Data listing:
++++++++++++++++++++
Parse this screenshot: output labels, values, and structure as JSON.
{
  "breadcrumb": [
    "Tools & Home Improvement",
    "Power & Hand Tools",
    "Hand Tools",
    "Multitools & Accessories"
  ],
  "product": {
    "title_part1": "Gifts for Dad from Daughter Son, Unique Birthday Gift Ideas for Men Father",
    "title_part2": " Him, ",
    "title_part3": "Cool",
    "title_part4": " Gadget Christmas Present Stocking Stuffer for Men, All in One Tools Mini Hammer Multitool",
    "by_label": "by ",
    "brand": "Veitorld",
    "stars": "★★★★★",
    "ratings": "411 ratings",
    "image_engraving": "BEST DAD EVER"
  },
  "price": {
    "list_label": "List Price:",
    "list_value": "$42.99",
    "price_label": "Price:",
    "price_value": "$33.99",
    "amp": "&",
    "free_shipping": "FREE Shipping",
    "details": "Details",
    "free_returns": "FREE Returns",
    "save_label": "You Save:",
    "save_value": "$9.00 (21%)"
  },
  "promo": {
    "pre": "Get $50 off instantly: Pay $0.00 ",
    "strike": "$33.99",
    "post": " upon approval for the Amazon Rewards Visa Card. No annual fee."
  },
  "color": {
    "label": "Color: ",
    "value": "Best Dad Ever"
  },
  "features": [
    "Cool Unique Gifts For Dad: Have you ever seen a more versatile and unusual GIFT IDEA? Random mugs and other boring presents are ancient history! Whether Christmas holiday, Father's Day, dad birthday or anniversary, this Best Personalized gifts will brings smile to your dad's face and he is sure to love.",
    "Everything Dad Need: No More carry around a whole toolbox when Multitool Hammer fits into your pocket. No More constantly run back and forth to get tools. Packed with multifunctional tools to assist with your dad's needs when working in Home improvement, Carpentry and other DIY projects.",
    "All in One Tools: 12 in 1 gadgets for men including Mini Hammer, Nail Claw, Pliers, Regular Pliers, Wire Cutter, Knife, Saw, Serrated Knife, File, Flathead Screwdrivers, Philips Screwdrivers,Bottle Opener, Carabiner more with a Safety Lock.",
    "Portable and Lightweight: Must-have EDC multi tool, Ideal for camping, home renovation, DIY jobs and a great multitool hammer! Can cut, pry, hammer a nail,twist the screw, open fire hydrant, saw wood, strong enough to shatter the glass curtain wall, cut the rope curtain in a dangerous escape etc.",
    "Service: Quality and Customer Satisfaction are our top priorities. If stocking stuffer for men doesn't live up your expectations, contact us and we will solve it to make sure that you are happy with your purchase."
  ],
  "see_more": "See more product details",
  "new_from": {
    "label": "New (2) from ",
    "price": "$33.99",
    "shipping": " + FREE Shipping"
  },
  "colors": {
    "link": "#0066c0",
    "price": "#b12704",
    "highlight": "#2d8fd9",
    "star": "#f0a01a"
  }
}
++++++++++++++++++++
■ WHAT NEEDS TO BE DONE
The lines above form a set of records; determine how many of them contain the string "this" and give that number alone.

■ EXERCISE ANSWER
2